→ **Exercise aim**: Wherever the word "billboards" appears in a line, copy that line.

→ **The data**:
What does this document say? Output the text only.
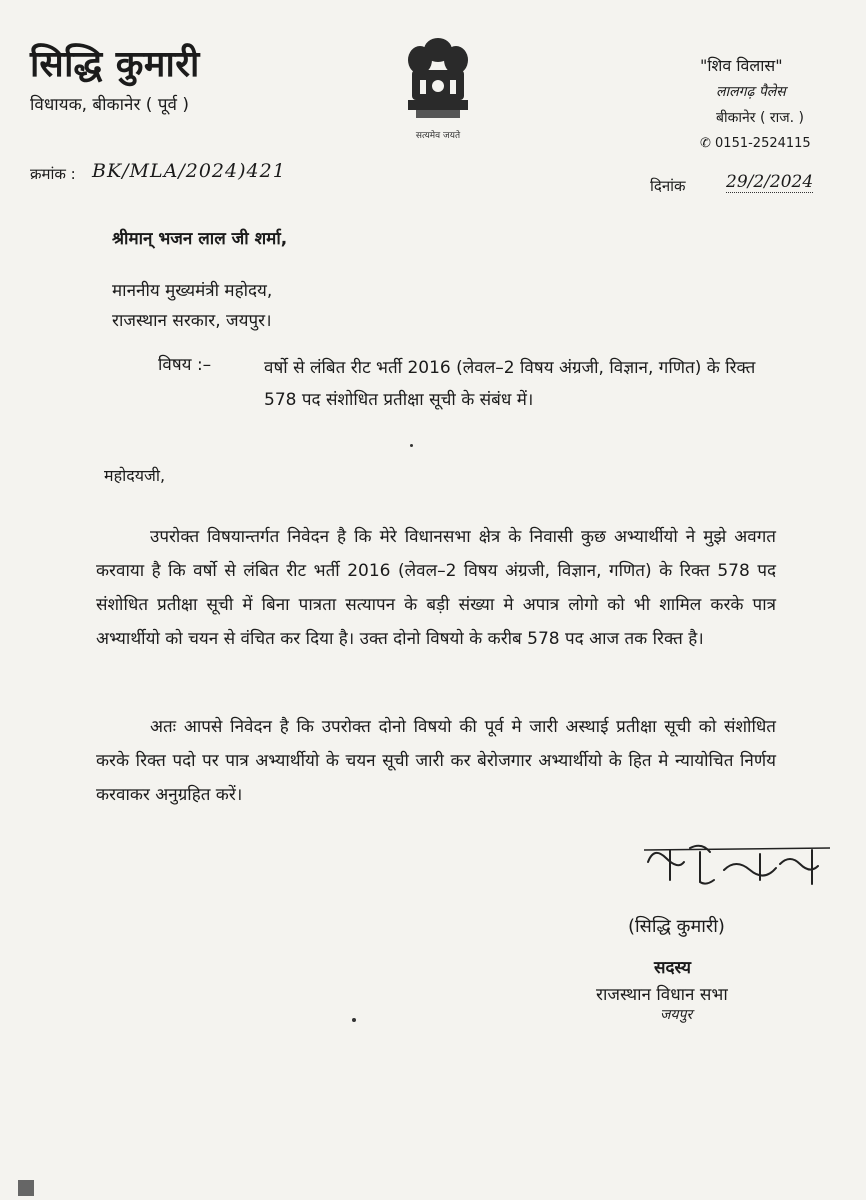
सिद्धि कुमारी
विधायक, बीकानेर ( पूर्व )
सत्यमेव जयते
"शिव विलास"
लालगढ़ पैलेस
बीकानेर ( राज. )
✆ 0151-2524115
क्रमांक : BK/MLA/2024)421
दिनांक 29/2/2024
श्रीमान् भजन लाल जी शर्मा,
माननीय मुख्यमंत्री महोदय,
राजस्थान सरकार, जयपुर।
विषय :–	वर्षो से लंबित रीट भर्ती 2016 (लेवल–2 विषय अंग्रजी, विज्ञान, गणित) के रिक्त 578 पद संशोधित प्रतीक्षा सूची के संबंध में।
महोदयजी,
उपरोक्त विषयान्तर्गत निवेदन है कि मेरे विधानसभा क्षेत्र के निवासी कुछ अभ्यार्थीयो ने मुझे अवगत करवाया है कि वर्षो से लंबित रीट भर्ती 2016 (लेवल–2 विषय अंग्रजी, विज्ञान, गणित) के रिक्त 578 पद संशोधित प्रतीक्षा सूची में बिना पात्रता सत्यापन के बड़ी संख्या मे अपात्र लोगो को भी शामिल करके पात्र अभ्यार्थीयो को चयन से वंचित कर दिया है। उक्त दोनो विषयो के करीब 578 पद आज तक रिक्त है।
अतः आपसे निवेदन है कि उपरोक्त दोनो विषयो की पूर्व मे जारी अस्थाई प्रतीक्षा सूची को संशोधित करके रिक्त पदो पर पात्र अभ्यार्थीयो के चयन सूची जारी कर बेरोजगार अभ्यार्थीयो के हित मे न्यायोचित निर्णय करवाकर अनुग्रहित करें।
(सिद्धि कुमारी)
सदस्य
राजस्थान विधान सभा
जयपुर
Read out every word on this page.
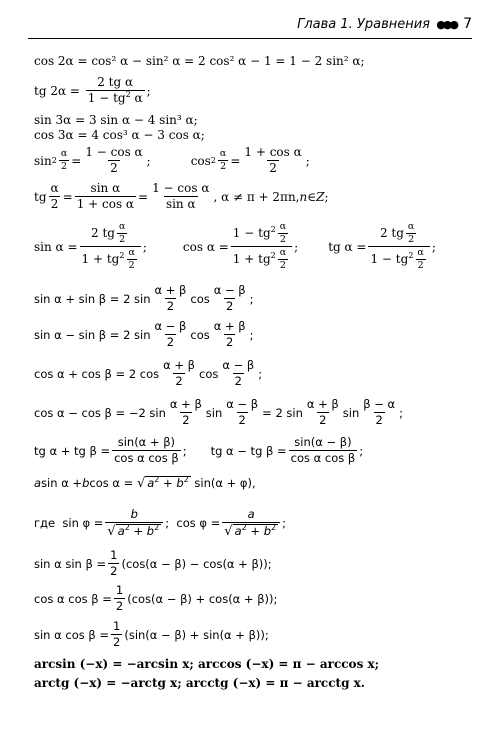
Глава 1. Уравнения ●●● 7
cos 2α = cos² α − sin² α = 2 cos² α − 1 = 1 − 2 sin² α;
tg $2\alpha = \frac{\text{2 tg α}}{1 - tg^2 \alpha}$ ;
sin 3α = 3 sin α − 4 sin³ α;
cos 3α = 4 cos³ α − 3 cos α;
$\sin 2 \frac{\alpha}{2} = \frac{\text{1 − cos α}}{2}$ ;	$\cos 2 \frac{\alpha}{2} = \frac{\text{1 + cos α}}{2}$ ;
tg $\frac{\alpha}{2} = \frac{\text{sin α}}{\text{1 + cos α}} = \frac{\text{1 − cos α}}{\text{sin α}}$ , α ≠ π + 2πn, n ∈ Z ;
$\sin \alpha = \frac{2 tg \frac{\alpha}{2}}{1 + tg^2 \frac{\alpha}{2}}$ ;	$\cos \alpha = \frac{1 - tg^2 \frac{\alpha}{2}}{1 + tg^2 \frac{\alpha}{2}}$ ;	tg $\alpha = \frac{2 tg \frac{\alpha}{2}}{1 - tg^2 \frac{\alpha}{2}}$ ;
sin α + sin β = 2 $\sin \frac{\alpha + \beta}{2}$ $\cos \frac{\alpha - \beta}{2}$ ;
sin α − sin β = 2 $\sin \frac{\alpha - \beta}{2}$ $\cos \frac{\alpha + \beta}{2}$ ;
cos α + cos β = 2 $\cos \frac{\alpha + \beta}{2}$ $\cos \frac{\alpha - \beta}{2}$ ;
cos α − cos β = −2 $\sin \frac{\alpha + \beta}{2}$ $\sin \frac{\alpha - \beta}{2} = 2$ $\sin \frac{\alpha + \beta}{2}$ $\sin \frac{\beta - \alpha}{2}$ ;
tg α + tg $\beta = \frac{\sin(\alpha + \beta)}{\text{cos α cos β}}$ ;
tg α − tg $\beta = \frac{\sin(\alpha - \beta)}{\text{cos α cos β}}$ ;
a sin α + b cos α = √ $a^2 + b^2$ sin(α + φ),
где  $\sin \varphi = \frac{b}{√ a^2 + b^2}$ ;  $\cos \varphi = \frac{a}{√ a^2 + b^2}$ ;
sin α $\sin \beta = \frac{1}{2} (\cos(\alpha - \beta) - \cos(\alpha + \beta))$;
cos α $\cos \beta = \frac{1}{2} (\cos(\alpha - \beta) + \cos(\alpha + \beta))$;
sin α $\cos \beta = \frac{1}{2} (\sin(\alpha - \beta) + \sin(\alpha + \beta))$;
arcsin (−x) = −arcsin x; arccos (−x) = π − arccos x;
arctg (−x) = −arctg x; arcctg (−x) = π − arcctg x.
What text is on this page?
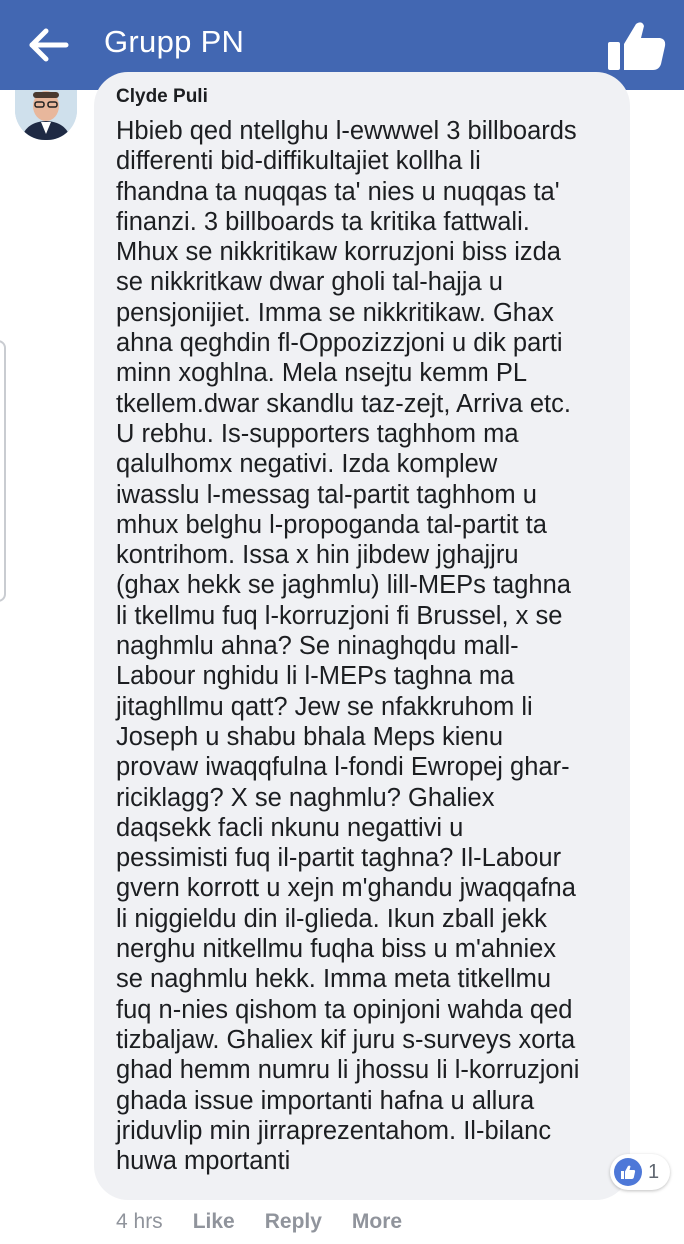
Grupp PN
Clyde Puli
Hbieb qed ntellghu l-ewwwel 3 billboards
differenti bid-diffikultajiet kollha li
fhandna ta nuqqas ta' nies u nuqqas ta'
finanzi. 3 billboards ta kritika fattwali.
Mhux se nikkritikaw korruzjoni biss izda
se nikkritkaw dwar gholi tal-hajja u
pensjonijiet. Imma se nikkritikaw. Ghax
ahna qeghdin fl-Oppozizzjoni u dik parti
minn xoghlna. Mela nsejtu kemm PL
tkellem.dwar skandlu taz-zejt, Arriva etc.
U rebhu. Is-supporters taghhom ma
qalulhomx negativi. Izda komplew
iwasslu l-messag tal-partit taghhom u
mhux belghu l-propoganda tal-partit ta
kontrihom. Issa x hin jibdew jghajjru
(ghax hekk se jaghmlu) lill-MEPs taghna
li tkellmu fuq l-korruzjoni fi Brussel, x se
naghmlu ahna? Se ninaghqdu mall-
Labour nghidu li l-MEPs taghna ma
jitaghllmu qatt? Jew se nfakkruhom li
Joseph u shabu bhala Meps kienu
provaw iwaqqfulna l-fondi Ewropej ghar-
riciklagg? X se naghmlu? Ghaliex
daqsekk facli nkunu negattivi u
pessimisti fuq il-partit taghna? Il-Labour
gvern korrott u xejn m'ghandu jwaqqafna
li niggieldu din il-glieda. Ikun zball jekk
nerghu nitkellmu fuqha biss u m'ahniex
se naghmlu hekk. Imma meta titkellmu
fuq n-nies qishom ta opinjoni wahda qed
tizbaljaw. Ghaliex kif juru s-surveys xorta
ghad hemm numru li jhossu li l-korruzjoni
ghada issue importanti hafna u allura
jriduvlip min jirraprezentahom. Il-bilanc
huwa mportanti	1
4 hrs Like Reply More
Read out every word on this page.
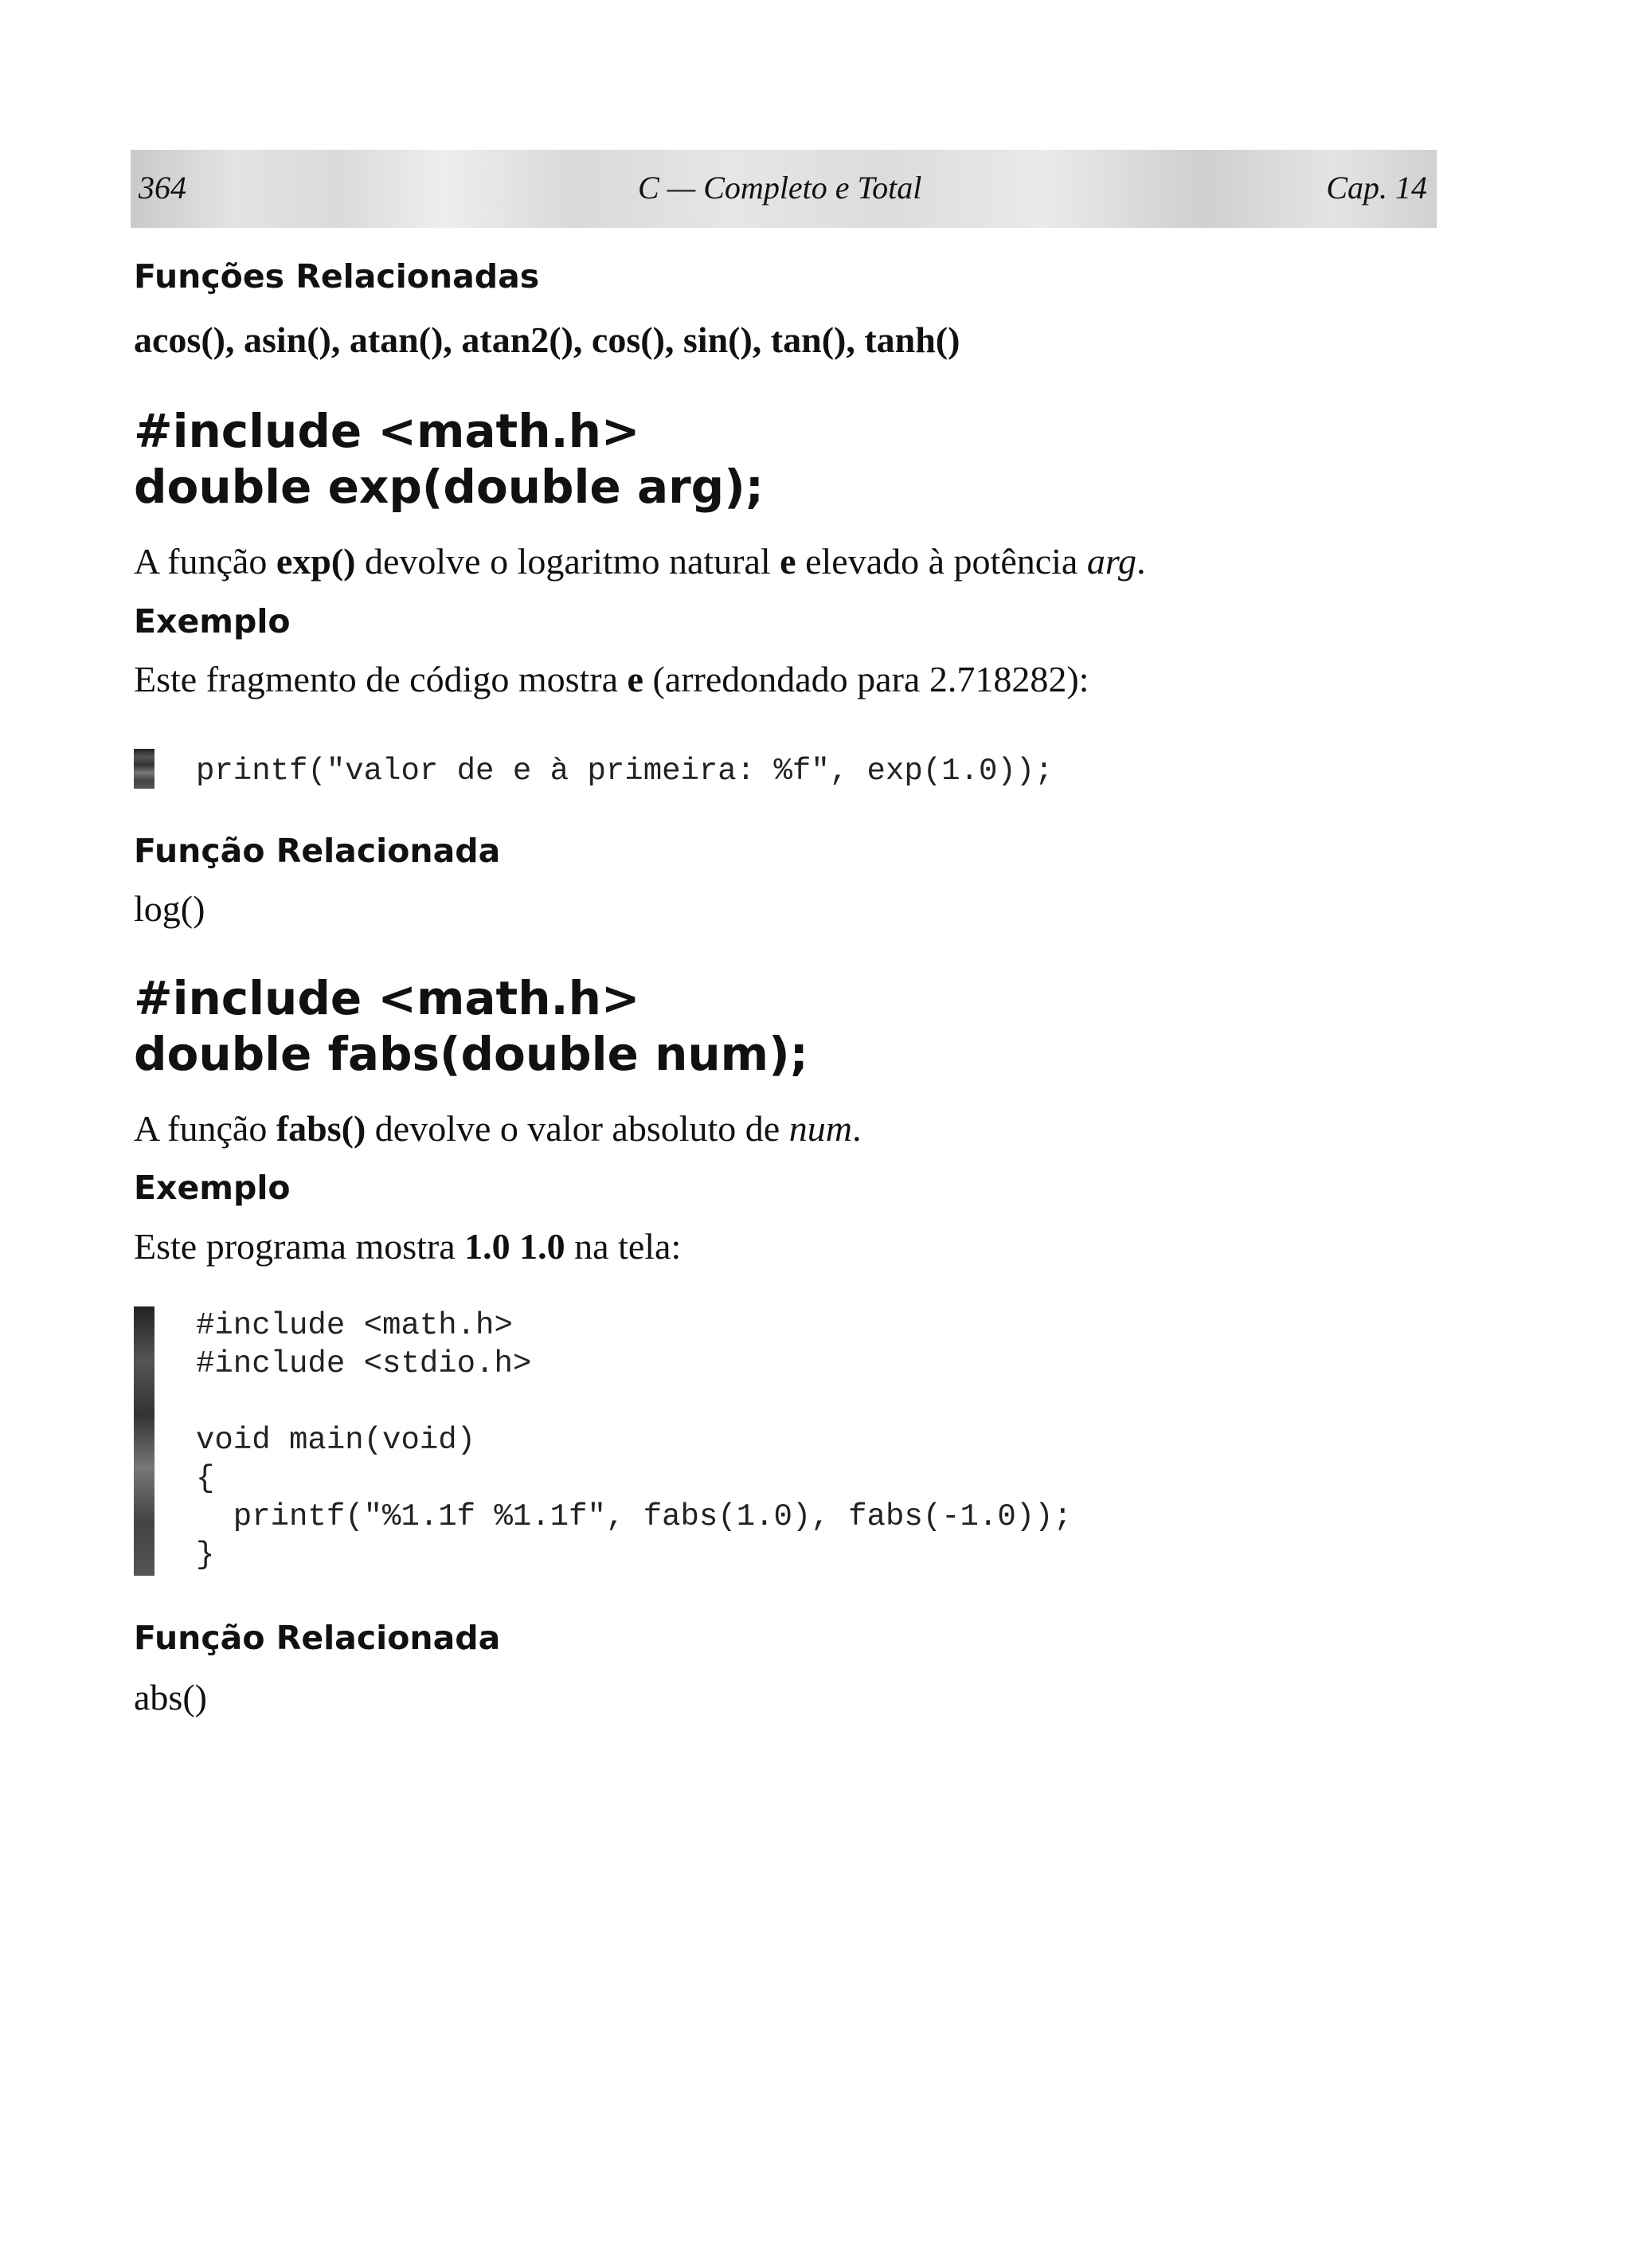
364	C — Completo e Total	Cap. 14
Funções Relacionadas

acos(), asin(), atan(), atan2(), cos(), sin(), tan(), tanh()

#include <math.h>
double exp(double arg);

A função exp() devolve o logaritmo natural e elevado à potência arg.

Exemplo

Este fragmento de código mostra e (arredondado para 2.718282):

printf("valor de e à primeira: %f", exp(1.0));
Função Relacionada

log()

#include <math.h>
double fabs(double num);

A função fabs() devolve o valor absoluto de num.

Exemplo

Este programa mostra 1.0 1.0 na tela:

#include <math.h>
#include <stdio.h>

void main(void)
{
printf("%1.1f %1.1f", fabs(1.0), fabs(-1.0));
}
Função Relacionada

abs()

→ **Solution to this exercise**:
Hbieb qed ntellghu l-ewwwel 3 billboards
finanzi. 3 billboards ta kritika fattwali.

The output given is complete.